--- SUPPLIED MATERIAL ---

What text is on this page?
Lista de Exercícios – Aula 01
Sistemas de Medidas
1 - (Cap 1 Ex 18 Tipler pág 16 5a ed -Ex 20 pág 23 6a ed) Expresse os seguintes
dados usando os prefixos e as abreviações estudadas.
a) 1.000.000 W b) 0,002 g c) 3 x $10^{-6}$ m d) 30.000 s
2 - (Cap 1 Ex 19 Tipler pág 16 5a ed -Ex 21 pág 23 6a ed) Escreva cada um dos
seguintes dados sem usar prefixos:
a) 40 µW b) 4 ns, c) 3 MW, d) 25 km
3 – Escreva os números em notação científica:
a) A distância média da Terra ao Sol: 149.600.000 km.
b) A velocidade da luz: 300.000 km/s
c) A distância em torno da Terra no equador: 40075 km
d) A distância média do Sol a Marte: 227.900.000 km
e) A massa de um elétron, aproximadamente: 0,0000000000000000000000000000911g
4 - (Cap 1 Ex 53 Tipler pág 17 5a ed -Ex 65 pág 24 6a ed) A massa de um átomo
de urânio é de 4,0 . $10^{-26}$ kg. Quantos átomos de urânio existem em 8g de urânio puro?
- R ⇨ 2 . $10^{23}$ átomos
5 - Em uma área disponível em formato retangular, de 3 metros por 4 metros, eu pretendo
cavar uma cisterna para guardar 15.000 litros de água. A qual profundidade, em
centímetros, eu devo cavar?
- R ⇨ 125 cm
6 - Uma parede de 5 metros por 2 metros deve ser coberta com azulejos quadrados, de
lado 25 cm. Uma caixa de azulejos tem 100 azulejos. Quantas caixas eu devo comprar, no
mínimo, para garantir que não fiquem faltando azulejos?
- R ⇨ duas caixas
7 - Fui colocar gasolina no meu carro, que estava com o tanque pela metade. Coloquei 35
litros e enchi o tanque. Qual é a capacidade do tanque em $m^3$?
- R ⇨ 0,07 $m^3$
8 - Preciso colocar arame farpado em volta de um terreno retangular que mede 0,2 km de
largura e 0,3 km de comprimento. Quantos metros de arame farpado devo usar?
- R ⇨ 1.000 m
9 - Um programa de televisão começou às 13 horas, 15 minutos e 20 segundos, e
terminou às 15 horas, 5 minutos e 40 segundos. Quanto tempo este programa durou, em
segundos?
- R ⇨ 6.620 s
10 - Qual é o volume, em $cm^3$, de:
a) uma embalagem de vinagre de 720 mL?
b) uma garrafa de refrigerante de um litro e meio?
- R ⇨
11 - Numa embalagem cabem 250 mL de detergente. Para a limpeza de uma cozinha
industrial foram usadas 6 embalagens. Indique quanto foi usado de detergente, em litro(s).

---

# [TASK INSTRUCTIONS]
Copy out all the entries shown above, character for character.

# [TASK OUTPUT]
What text is on this page?
Lista de Exercícios – Aula 01
Sistemas de Medidas
1 - (Cap 1 Ex 18 Tipler pág 16 5a ed -Ex 20 pág 23 6a ed) Expresse os seguintes
dados usando os prefixos e as abreviações estudadas.
a) 1.000.000 W b) 0,002 g c) 3 x $10^{-6}$ m d) 30.000 s
2 - (Cap 1 Ex 19 Tipler pág 16 5a ed -Ex 21 pág 23 6a ed) Escreva cada um dos
seguintes dados sem usar prefixos:
a) 40 µW b) 4 ns, c) 3 MW, d) 25 km
3 – Escreva os números em notação científica:
a) A distância média da Terra ao Sol: 149.600.000 km.
b) A velocidade da luz: 300.000 km/s
c) A distância em torno da Terra no equador: 40075 km
d) A distância média do Sol a Marte: 227.900.000 km
e) A massa de um elétron, aproximadamente: 0,0000000000000000000000000000911g
4 - (Cap 1 Ex 53 Tipler pág 17 5a ed -Ex 65 pág 24 6a ed) A massa de um átomo
de urânio é de 4,0 . $10^{-26}$ kg. Quantos átomos de urânio existem em 8g de urânio puro?
- R ⇨ 2 . $10^{23}$ átomos
5 - Em uma área disponível em formato retangular, de 3 metros por 4 metros, eu pretendo
cavar uma cisterna para guardar 15.000 litros de água. A qual profundidade, em
centímetros, eu devo cavar?
- R ⇨ 125 cm
6 - Uma parede de 5 metros por 2 metros deve ser coberta com azulejos quadrados, de
lado 25 cm. Uma caixa de azulejos tem 100 azulejos. Quantas caixas eu devo comprar, no
mínimo, para garantir que não fiquem faltando azulejos?
- R ⇨ duas caixas
7 - Fui colocar gasolina no meu carro, que estava com o tanque pela metade. Coloquei 35
litros e enchi o tanque. Qual é a capacidade do tanque em $m^3$?
- R ⇨ 0,07 $m^3$
8 - Preciso colocar arame farpado em volta de um terreno retangular que mede 0,2 km de
largura e 0,3 km de comprimento. Quantos metros de arame farpado devo usar?
- R ⇨ 1.000 m
9 - Um programa de televisão começou às 13 horas, 15 minutos e 20 segundos, e
terminou às 15 horas, 5 minutos e 40 segundos. Quanto tempo este programa durou, em
segundos?
- R ⇨ 6.620 s
10 - Qual é o volume, em $cm^3$, de:
a) uma embalagem de vinagre de 720 mL?
b) uma garrafa de refrigerante de um litro e meio?
- R ⇨
11 - Numa embalagem cabem 250 mL de detergente. Para a limpeza de uma cozinha
industrial foram usadas 6 embalagens. Indique quanto foi usado de detergente, em litro(s).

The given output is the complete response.